▼▼▼

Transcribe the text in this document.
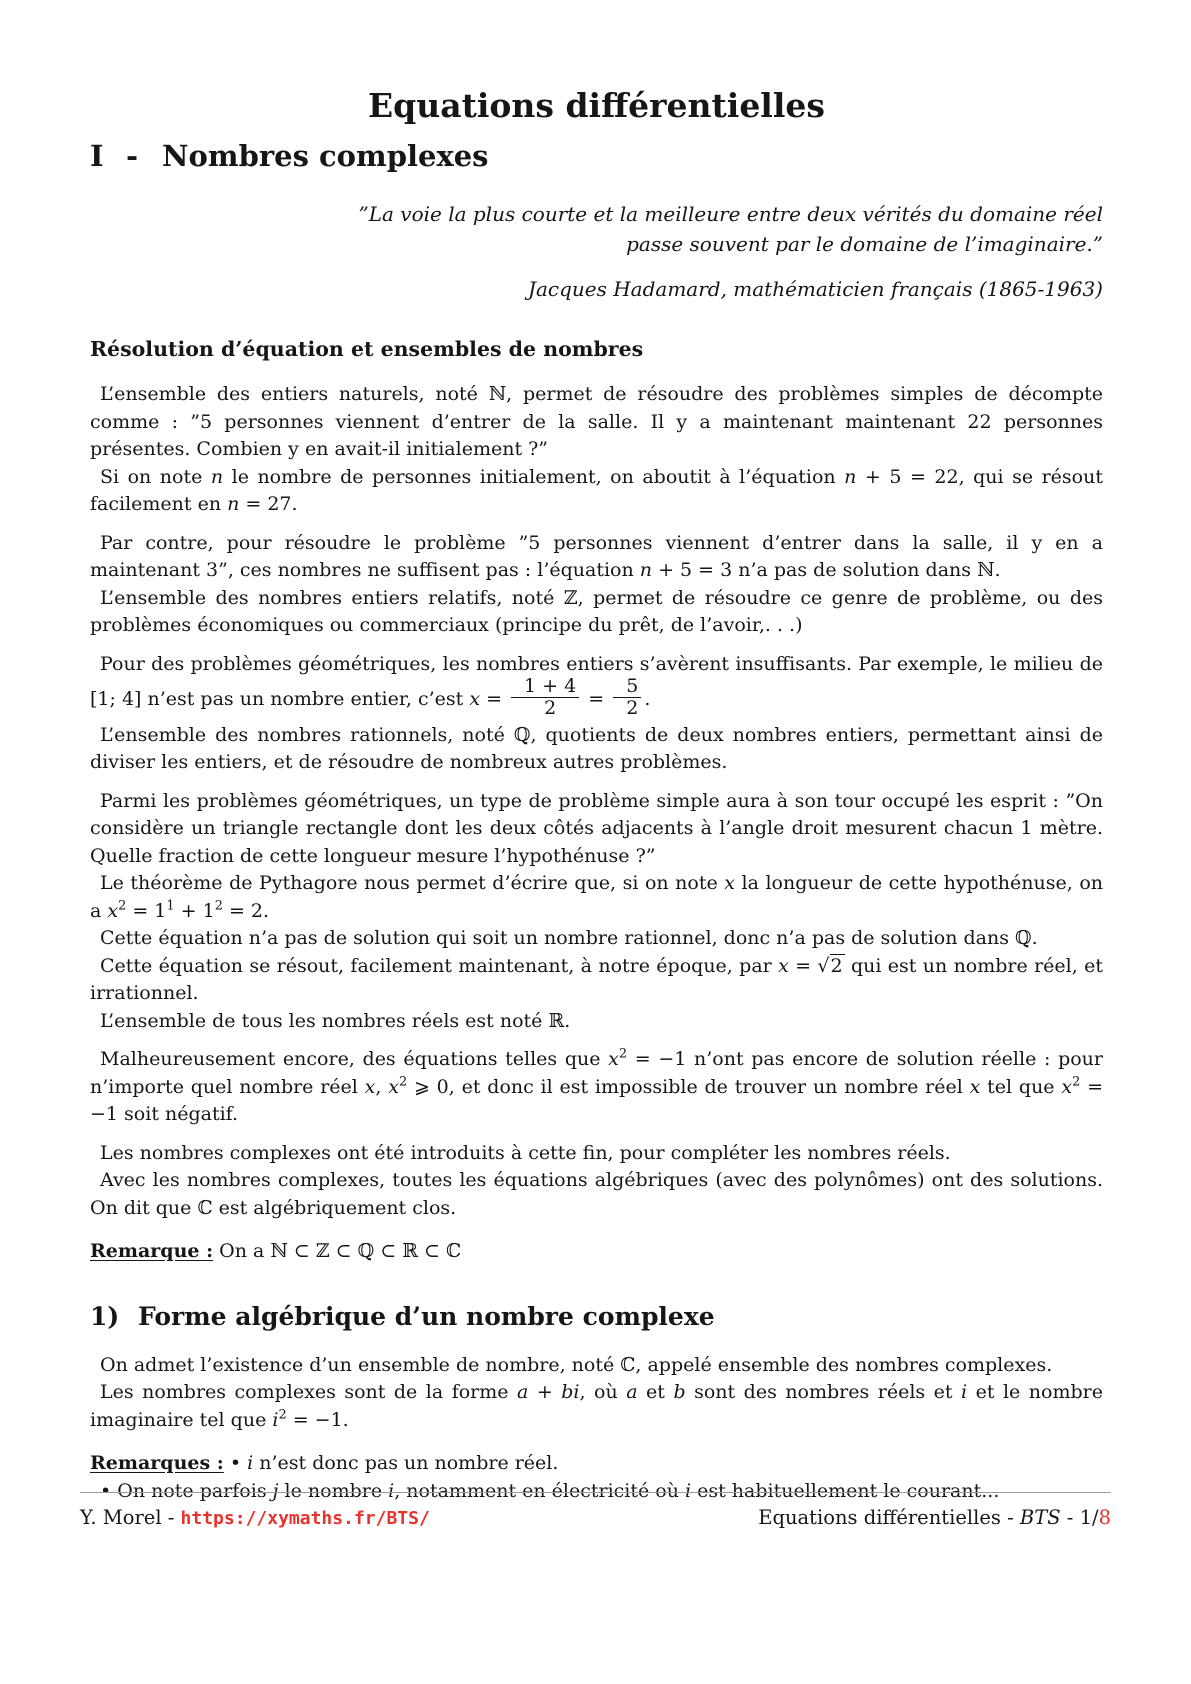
Equations différentielles
I - Nombres complexes
”La voie la plus courte et la meilleure entre deux vérités du domaine réel
passe souvent par le domaine de l’imaginaire.”
Jacques Hadamard, mathématicien français (1865-1963)
Résolution d’équation et ensembles de nombres
L’ensemble des entiers naturels, noté ℕ, permet de résoudre des problèmes simples de décompte comme : ”5 personnes viennent d’entrer de la salle. Il y a maintenant maintenant 22 personnes présentes. Combien y en avait-il initialement ?”
Si on note n le nombre de personnes initialement, on aboutit à l’équation n + 5 = 22, qui se résout facilement en n = 27.
Par contre, pour résoudre le problème ”5 personnes viennent d’entrer dans la salle, il y en a maintenant 3”, ces nombres ne suffisent pas : l’équation n + 5 = 3 n’a pas de solution dans ℕ.
L’ensemble des nombres entiers relatifs, noté ℤ, permet de résoudre ce genre de problème, ou des problèmes économiques ou commerciaux (principe du prêt, de l’avoir,. . .)
Pour des problèmes géométriques, les nombres entiers s’avèrent insuffisants. Par exemple, le milieu de [1; 4] n’est pas un nombre entier, c’est $x = \frac{1 + 4}{2} = \frac{5}{2}$ .
L’ensemble des nombres rationnels, noté ℚ, quotients de deux nombres entiers, permettant ainsi de diviser les entiers, et de résoudre de nombreux autres problèmes.
Parmi les problèmes géométriques, un type de problème simple aura à son tour occupé les esprit : ”On considère un triangle rectangle dont les deux côtés adjacents à l’angle droit mesurent chacun 1 mètre. Quelle fraction de cette longueur mesure l’hypothénuse ?”
Le théorème de Pythagore nous permet d’écrire que, si on note x la longueur de cette hypothénuse, on a $x^2 = 1^1 + 1^2 = 2$.
Cette équation n’a pas de solution qui soit un nombre rationnel, donc n’a pas de solution dans ℚ.
Cette équation se résout, facilement maintenant, à notre époque, par x = √2 qui est un nombre réel, et irrationnel.
L’ensemble de tous les nombres réels est noté ℝ.
Malheureusement encore, des équations telles que $x^2 = -1$ n’ont pas encore de solution réelle : pour n’importe quel nombre réel x, $x^2$ ⩾ 0, et donc il est impossible de trouver un nombre réel x tel que $x^2 = -1$ soit négatif.
Les nombres complexes ont été introduits à cette fin, pour compléter les nombres réels.
Avec les nombres complexes, toutes les équations algébriques (avec des polynômes) ont des solutions. On dit que ℂ est algébriquement clos.
Remarque : On a ℕ ⊂ ℤ ⊂ ℚ ⊂ ℝ ⊂ ℂ
1) Forme algébrique d’un nombre complexe
On admet l’existence d’un ensemble de nombre, noté ℂ, appelé ensemble des nombres complexes.
Les nombres complexes sont de la forme a + bi, où a et b sont des nombres réels et i et le nombre imaginaire tel que $i^2 = -1$.
Remarques : • i n’est donc pas un nombre réel.
• On note parfois j le nombre i, notamment en électricité où i est habituellement le courant...
Y. Morel - https://xymaths.fr/BTS/	Equations différentielles - BTS - 1/8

▲▲▲

### What to produce
Copy each line above where the string "deux" occurs.

### The result
”La voie la plus courte et la meilleure entre deux vérités du domaine réel
L’ensemble des nombres rationnels, noté ℚ, quotients de deux nombres entiers, permettant ainsi de diviser les entiers, et de résoudre de nombreux autres problèmes.
Parmi les problèmes géométriques, un type de problème simple aura à son tour occupé les esprit : ”On considère un triangle rectangle dont les deux côtés adjacents à l’angle droit mesurent chacun 1 mètre. Quelle fraction de cette longueur mesure l’hypothénuse ?”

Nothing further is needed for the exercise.